→ Goal of the exercise: Reproduce the records that follow exactly as they appear.

::: Data listing

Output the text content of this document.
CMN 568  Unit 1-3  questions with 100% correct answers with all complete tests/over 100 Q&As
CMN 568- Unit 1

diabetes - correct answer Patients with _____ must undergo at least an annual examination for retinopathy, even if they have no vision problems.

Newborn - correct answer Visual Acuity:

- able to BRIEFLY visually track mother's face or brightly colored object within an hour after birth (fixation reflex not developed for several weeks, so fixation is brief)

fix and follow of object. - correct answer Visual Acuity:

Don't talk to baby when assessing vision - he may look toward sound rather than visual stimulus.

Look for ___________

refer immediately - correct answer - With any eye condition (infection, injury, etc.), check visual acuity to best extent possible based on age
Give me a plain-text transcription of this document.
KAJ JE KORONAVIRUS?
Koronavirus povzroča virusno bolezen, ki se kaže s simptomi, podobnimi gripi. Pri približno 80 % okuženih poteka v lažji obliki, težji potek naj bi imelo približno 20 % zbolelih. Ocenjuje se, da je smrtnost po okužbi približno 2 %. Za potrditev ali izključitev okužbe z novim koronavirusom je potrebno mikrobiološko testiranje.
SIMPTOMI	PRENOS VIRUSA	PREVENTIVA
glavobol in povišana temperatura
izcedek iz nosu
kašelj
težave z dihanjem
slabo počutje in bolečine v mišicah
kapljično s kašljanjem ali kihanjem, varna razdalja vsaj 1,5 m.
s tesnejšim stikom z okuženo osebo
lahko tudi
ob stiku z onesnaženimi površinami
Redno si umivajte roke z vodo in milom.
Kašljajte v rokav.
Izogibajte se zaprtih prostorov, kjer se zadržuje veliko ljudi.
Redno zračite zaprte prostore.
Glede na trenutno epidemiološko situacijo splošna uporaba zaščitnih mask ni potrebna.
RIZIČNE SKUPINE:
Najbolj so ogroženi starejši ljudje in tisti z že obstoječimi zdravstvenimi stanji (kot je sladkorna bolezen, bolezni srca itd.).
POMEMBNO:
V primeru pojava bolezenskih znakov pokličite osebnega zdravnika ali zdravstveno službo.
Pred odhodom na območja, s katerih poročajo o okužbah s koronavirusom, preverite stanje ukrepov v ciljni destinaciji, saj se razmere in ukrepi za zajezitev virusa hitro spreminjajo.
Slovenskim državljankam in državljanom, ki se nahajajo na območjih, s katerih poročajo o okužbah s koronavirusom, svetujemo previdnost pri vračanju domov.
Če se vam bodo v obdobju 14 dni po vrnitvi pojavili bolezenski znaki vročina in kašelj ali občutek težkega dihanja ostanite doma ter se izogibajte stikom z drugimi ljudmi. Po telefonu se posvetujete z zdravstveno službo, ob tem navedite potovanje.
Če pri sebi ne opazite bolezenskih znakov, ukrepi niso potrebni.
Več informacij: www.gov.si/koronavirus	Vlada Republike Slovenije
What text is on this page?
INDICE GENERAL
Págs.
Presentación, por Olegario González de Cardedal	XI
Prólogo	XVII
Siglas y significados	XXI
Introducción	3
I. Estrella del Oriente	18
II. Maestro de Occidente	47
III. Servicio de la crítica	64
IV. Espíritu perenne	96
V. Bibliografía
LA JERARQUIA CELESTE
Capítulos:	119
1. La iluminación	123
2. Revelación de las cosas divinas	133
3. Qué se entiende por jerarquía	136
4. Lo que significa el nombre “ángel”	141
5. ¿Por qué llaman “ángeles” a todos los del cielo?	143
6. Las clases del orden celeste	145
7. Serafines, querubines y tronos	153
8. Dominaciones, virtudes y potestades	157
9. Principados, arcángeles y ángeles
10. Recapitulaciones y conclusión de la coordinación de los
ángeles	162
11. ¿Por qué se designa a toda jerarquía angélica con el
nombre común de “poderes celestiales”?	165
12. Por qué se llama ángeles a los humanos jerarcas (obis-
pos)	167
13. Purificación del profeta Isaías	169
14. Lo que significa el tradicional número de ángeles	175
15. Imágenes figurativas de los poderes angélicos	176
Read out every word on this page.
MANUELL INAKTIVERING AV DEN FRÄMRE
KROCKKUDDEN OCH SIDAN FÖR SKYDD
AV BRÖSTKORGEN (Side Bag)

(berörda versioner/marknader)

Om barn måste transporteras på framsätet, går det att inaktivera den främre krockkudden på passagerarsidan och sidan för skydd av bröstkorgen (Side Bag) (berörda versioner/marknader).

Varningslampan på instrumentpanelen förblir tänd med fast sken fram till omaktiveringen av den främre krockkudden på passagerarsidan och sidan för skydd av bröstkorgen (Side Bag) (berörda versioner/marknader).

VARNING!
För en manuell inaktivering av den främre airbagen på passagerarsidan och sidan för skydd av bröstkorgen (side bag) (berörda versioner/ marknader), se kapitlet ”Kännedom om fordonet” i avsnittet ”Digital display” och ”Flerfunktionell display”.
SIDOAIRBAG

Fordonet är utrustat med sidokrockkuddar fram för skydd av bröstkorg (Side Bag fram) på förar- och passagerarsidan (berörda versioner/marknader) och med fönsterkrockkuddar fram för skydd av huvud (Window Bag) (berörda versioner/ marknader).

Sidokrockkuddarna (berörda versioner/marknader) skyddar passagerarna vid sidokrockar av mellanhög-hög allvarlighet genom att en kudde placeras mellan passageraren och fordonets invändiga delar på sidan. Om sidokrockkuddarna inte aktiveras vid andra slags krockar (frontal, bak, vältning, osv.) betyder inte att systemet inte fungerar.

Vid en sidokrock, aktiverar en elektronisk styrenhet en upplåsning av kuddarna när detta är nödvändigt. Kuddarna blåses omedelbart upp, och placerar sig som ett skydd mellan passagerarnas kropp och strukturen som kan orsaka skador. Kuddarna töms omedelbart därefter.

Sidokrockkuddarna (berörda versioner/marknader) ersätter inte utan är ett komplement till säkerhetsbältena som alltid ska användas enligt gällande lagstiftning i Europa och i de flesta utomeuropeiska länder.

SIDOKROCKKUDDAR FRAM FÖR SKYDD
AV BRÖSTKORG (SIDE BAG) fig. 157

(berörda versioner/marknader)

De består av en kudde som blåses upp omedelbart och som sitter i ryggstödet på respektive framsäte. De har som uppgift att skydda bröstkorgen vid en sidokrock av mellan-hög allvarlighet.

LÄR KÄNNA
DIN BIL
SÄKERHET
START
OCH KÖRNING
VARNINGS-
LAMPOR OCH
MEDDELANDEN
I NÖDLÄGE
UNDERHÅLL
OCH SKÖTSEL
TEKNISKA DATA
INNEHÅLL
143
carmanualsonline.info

::::::

→ Answer box:
Output the text content of this document.
CMN 568  Unit 1-3  questions with 100% correct answers with all complete tests/over 100 Q&As
CMN 568- Unit 1

diabetes - correct answer Patients with _____ must undergo at least an annual examination for retinopathy, even if they have no vision problems.

Newborn - correct answer Visual Acuity:

- able to BRIEFLY visually track mother's face or brightly colored object within an hour after birth (fixation reflex not developed for several weeks, so fixation is brief)

fix and follow of object. - correct answer Visual Acuity:

Don't talk to baby when assessing vision - he may look toward sound rather than visual stimulus.

Look for ___________

refer immediately - correct answer - With any eye condition (infection, injury, etc.), check visual acuity to best extent possible based on age
Give me a plain-text transcription of this document.
KAJ JE KORONAVIRUS?
Koronavirus povzroča virusno bolezen, ki se kaže s simptomi, podobnimi gripi. Pri približno 80 % okuženih poteka v lažji obliki, težji potek naj bi imelo približno 20 % zbolelih. Ocenjuje se, da je smrtnost po okužbi približno 2 %. Za potrditev ali izključitev okužbe z novim koronavirusom je potrebno mikrobiološko testiranje.
SIMPTOMI	PRENOS VIRUSA	PREVENTIVA
glavobol in povišana temperatura
izcedek iz nosu
kašelj
težave z dihanjem
slabo počutje in bolečine v mišicah
kapljično s kašljanjem ali kihanjem, varna razdalja vsaj 1,5 m.
s tesnejšim stikom z okuženo osebo
lahko tudi
ob stiku z onesnaženimi površinami
Redno si umivajte roke z vodo in milom.
Kašljajte v rokav.
Izogibajte se zaprtih prostorov, kjer se zadržuje veliko ljudi.
Redno zračite zaprte prostore.
Glede na trenutno epidemiološko situacijo splošna uporaba zaščitnih mask ni potrebna.
RIZIČNE SKUPINE:
Najbolj so ogroženi starejši ljudje in tisti z že obstoječimi zdravstvenimi stanji (kot je sladkorna bolezen, bolezni srca itd.).
POMEMBNO:
V primeru pojava bolezenskih znakov pokličite osebnega zdravnika ali zdravstveno službo.
Pred odhodom na območja, s katerih poročajo o okužbah s koronavirusom, preverite stanje ukrepov v ciljni destinaciji, saj se razmere in ukrepi za zajezitev virusa hitro spreminjajo.
Slovenskim državljankam in državljanom, ki se nahajajo na območjih, s katerih poročajo o okužbah s koronavirusom, svetujemo previdnost pri vračanju domov.
Če se vam bodo v obdobju 14 dni po vrnitvi pojavili bolezenski znaki vročina in kašelj ali občutek težkega dihanja ostanite doma ter se izogibajte stikom z drugimi ljudmi. Po telefonu se posvetujete z zdravstveno službo, ob tem navedite potovanje.
Če pri sebi ne opazite bolezenskih znakov, ukrepi niso potrebni.
Več informacij: www.gov.si/koronavirus	Vlada Republike Slovenije
What text is on this page?
INDICE GENERAL
Págs.
Presentación, por Olegario González de Cardedal	XI
Prólogo	XVII
Siglas y significados	XXI
Introducción	3
I. Estrella del Oriente	18
II. Maestro de Occidente	47
III. Servicio de la crítica	64
IV. Espíritu perenne	96
V. Bibliografía
LA JERARQUIA CELESTE
Capítulos:	119
1. La iluminación	123
2. Revelación de las cosas divinas	133
3. Qué se entiende por jerarquía	136
4. Lo que significa el nombre “ángel”	141
5. ¿Por qué llaman “ángeles” a todos los del cielo?	143
6. Las clases del orden celeste	145
7. Serafines, querubines y tronos	153
8. Dominaciones, virtudes y potestades	157
9. Principados, arcángeles y ángeles
10. Recapitulaciones y conclusión de la coordinación de los
ángeles	162
11. ¿Por qué se designa a toda jerarquía angélica con el
nombre común de “poderes celestiales”?	165
12. Por qué se llama ángeles a los humanos jerarcas (obis-
pos)	167
13. Purificación del profeta Isaías	169
14. Lo que significa el tradicional número de ángeles	175
15. Imágenes figurativas de los poderes angélicos	176
Read out every word on this page.
MANUELL INAKTIVERING AV DEN FRÄMRE
KROCKKUDDEN OCH SIDAN FÖR SKYDD
AV BRÖSTKORGEN (Side Bag)

(berörda versioner/marknader)

Om barn måste transporteras på framsätet, går det att inaktivera den främre krockkudden på passagerarsidan och sidan för skydd av bröstkorgen (Side Bag) (berörda versioner/marknader).

Varningslampan på instrumentpanelen förblir tänd med fast sken fram till omaktiveringen av den främre krockkudden på passagerarsidan och sidan för skydd av bröstkorgen (Side Bag) (berörda versioner/marknader).

VARNING!
För en manuell inaktivering av den främre airbagen på passagerarsidan och sidan för skydd av bröstkorgen (side bag) (berörda versioner/ marknader), se kapitlet ”Kännedom om fordonet” i avsnittet ”Digital display” och ”Flerfunktionell display”.
SIDOAIRBAG

Fordonet är utrustat med sidokrockkuddar fram för skydd av bröstkorg (Side Bag fram) på förar- och passagerarsidan (berörda versioner/marknader) och med fönsterkrockkuddar fram för skydd av huvud (Window Bag) (berörda versioner/ marknader).

Sidokrockkuddarna (berörda versioner/marknader) skyddar passagerarna vid sidokrockar av mellanhög-hög allvarlighet genom att en kudde placeras mellan passageraren och fordonets invändiga delar på sidan. Om sidokrockkuddarna inte aktiveras vid andra slags krockar (frontal, bak, vältning, osv.) betyder inte att systemet inte fungerar.

Vid en sidokrock, aktiverar en elektronisk styrenhet en upplåsning av kuddarna när detta är nödvändigt. Kuddarna blåses omedelbart upp, och placerar sig som ett skydd mellan passagerarnas kropp och strukturen som kan orsaka skador. Kuddarna töms omedelbart därefter.

Sidokrockkuddarna (berörda versioner/marknader) ersätter inte utan är ett komplement till säkerhetsbältena som alltid ska användas enligt gällande lagstiftning i Europa och i de flesta utomeuropeiska länder.

SIDOKROCKKUDDAR FRAM FÖR SKYDD
AV BRÖSTKORG (SIDE BAG) fig. 157

(berörda versioner/marknader)

De består av en kudde som blåses upp omedelbart och som sitter i ryggstödet på respektive framsäte. De har som uppgift att skydda bröstkorgen vid en sidokrock av mellan-hög allvarlighet.

LÄR KÄNNA
DIN BIL
SÄKERHET
START
OCH KÖRNING
VARNINGS-
LAMPOR OCH
MEDDELANDEN
I NÖDLÄGE
UNDERHÅLL
OCH SKÖTSEL
TEKNISKA DATA
INNEHÅLL
143
carmanualsonline.info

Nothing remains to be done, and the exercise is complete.